= EXERCISE GOAL =
Each record below is to be copied word for word, with pictures removed.

= DATASET RECORDS =
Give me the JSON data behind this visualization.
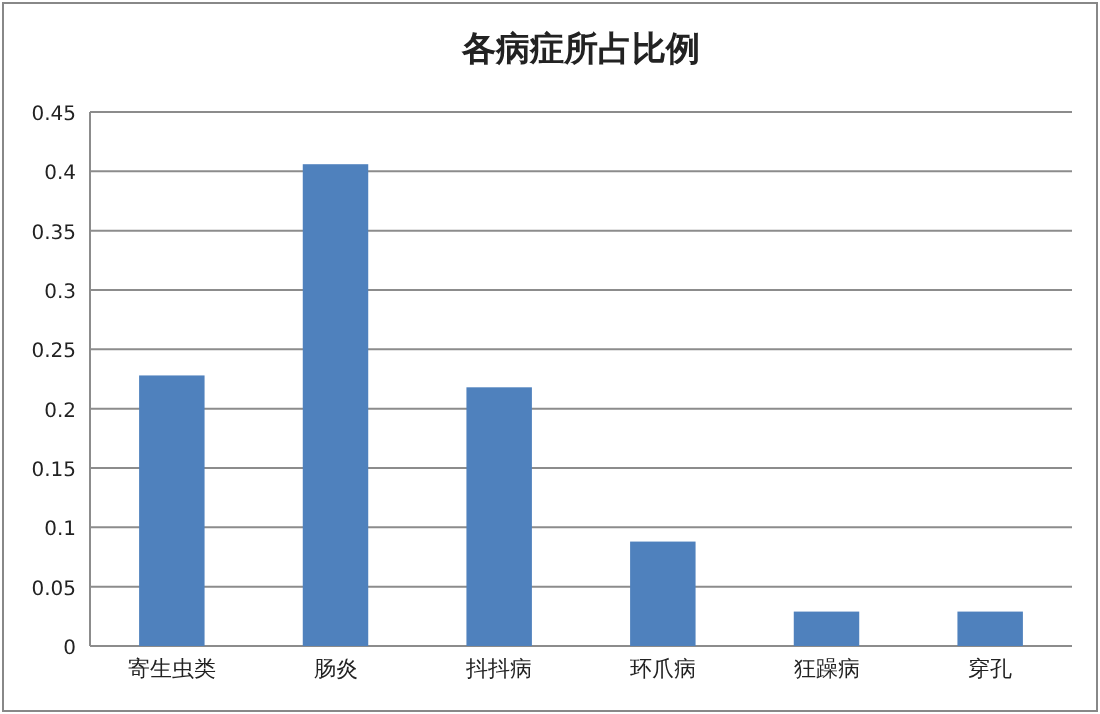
{
  "chart_data": {
    "type": "bar",
    "title": "各病症所占比例",
    "categories": [
      "寄生虫类",
      "肠炎",
      "抖抖病",
      "环爪病",
      "狂躁病",
      "穿孔"
    ],
    "values": [
      0.228,
      0.406,
      0.218,
      0.088,
      0.029,
      0.029
    ],
    "color": "#4f81bd",
    "ylim": [
      0,
      0.45
    ],
    "yticks": [
      0,
      0.05,
      0.1,
      0.15,
      0.2,
      0.25,
      0.3,
      0.35,
      0.4,
      0.45
    ],
    "grid": "y",
    "legend": false
  }
}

= EXERCISE SOLUTION =
Give me the JSON data behind this visualization.
{
  "chart_data": {
    "type": "bar",
    "title": "各病症所占比例",
    "categories": [
      "寄生虫类",
      "肠炎",
      "抖抖病",
      "环爪病",
      "狂躁病",
      "穿孔"
    ],
    "values": [
      0.228,
      0.406,
      0.218,
      0.088,
      0.029,
      0.029
    ],
    "color": "#4f81bd",
    "ylim": [
      0,
      0.45
    ],
    "yticks": [
      0,
      0.05,
      0.1,
      0.15,
      0.2,
      0.25,
      0.3,
      0.35,
      0.4,
      0.45
    ],
    "grid": "y",
    "legend": false
  }
}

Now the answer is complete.